• [EXCERPT PROVIDED]
State volcanologists said that as of 5:30 p.m., eruptive activity at the volcano’s main crater intensified as continuous eruption generated a tall 10-15 kilometer steam-laden tephra column. Volcanic tremor was also recorded continuously since 11:00 a.m. and two volcanic earthquakes of magnitudes 2.5 and 3.9 were recorded.

“DOST-PHIVOLCS strongly reiterates total evacuation of Taal Volcano Island and additional evacuation of areas at high risk to pyroclastic density currents and volcanic tsunami within a 14-kilometer radius from Taal Main Crater.”

The state volcanology bureau also said that civil aviation authorities must advise aircraft to avoid the airspace around Taal Volcano as airborne ash and ballistic fragments from the eruption column pose hazards to aircraft.

The state volcanology agency first raised the alert level from 1 to 2 in a bulletin released at 2:30 p.m following a phreatic explosion that spewed plume 100 meters high on Sunday afternoon. An hour and a half later, however, the agency further escalated the alert level to 3 indicating “magmatic unrest.”

Alert level 3, which is listed as a “critical” alert level by the Official Gazette, signifies relatively high unrest as volcanic quakes and tremors may become more frequent. The alert level also indicates that “magma is close or at the crater. If the trend is increasing unrest, an eruption is possible within weeks.”

“Lethal po ang gaseous component ng nirelease po na steam (aside from the fact that it’s super hot),” National Disaster Risk Reduction and Management Council spokesperson Mark Timbal told reporters.

“Kaya nireiterate ang reminder na off-limits ang main crater island as well as yung mga areas na nagkaron ng fissures.”

Its initial alert status 2 meant moderate and increasing unrest or a low to moderate level of seismic activity that could eventually lead to an eruption.

• [INFORMATION SUPPLIED]
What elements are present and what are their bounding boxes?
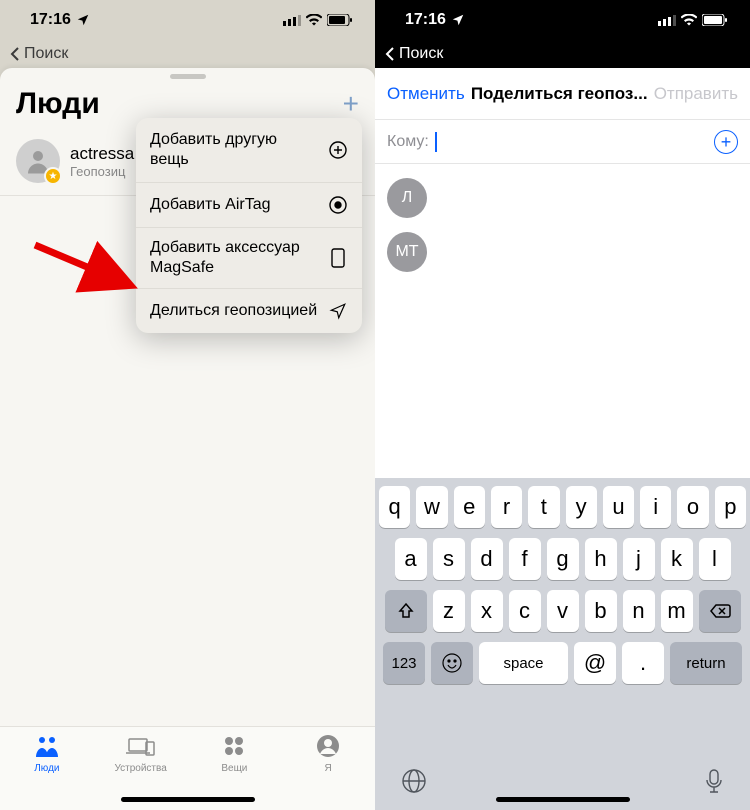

• [EXERCISE 1] List every clock time given in the Taal Volcano report, in the order they appear.
• [EXERCISE 2] Pick up the Taal Volcano report after its final sentence and keep writing.

• [FINAL RESULT 1] 5:30 p.m., 11:00 a.m., 2:30 p.m.

• [FINAL RESULT 2]
Phivolcs in its 4 p.m. bulletin on Sunday said that “has escalated its eruptive activity, generating an eruption plume one kilometer-high accompanied by volcanic tremor and felt earthquakes in Volcano Island and barangays of Agoncillo, Batangas.”

The NDRRMC has warned the public that the entire volcano island is a permanent danger zone and is off-limits.

Phivolcs said increased steaming activity in at least five spots inside the volcano’s main crater has been observed at around 1 p.m. today. The largest activity the bureau recorded was comprised of a phreatic explosion — a steam-driven explosion that happens when water beneath the ground is heated by magma, lava or hot rocks — that generated plume approximately 100 meters high. As of this writing, the volcano is reported to still be spewing ash.

High seismic activity since last year

Phivolcs said Taal Volcano’s seismic network has manifested moderate to high level of seismic activity since March 28 last year.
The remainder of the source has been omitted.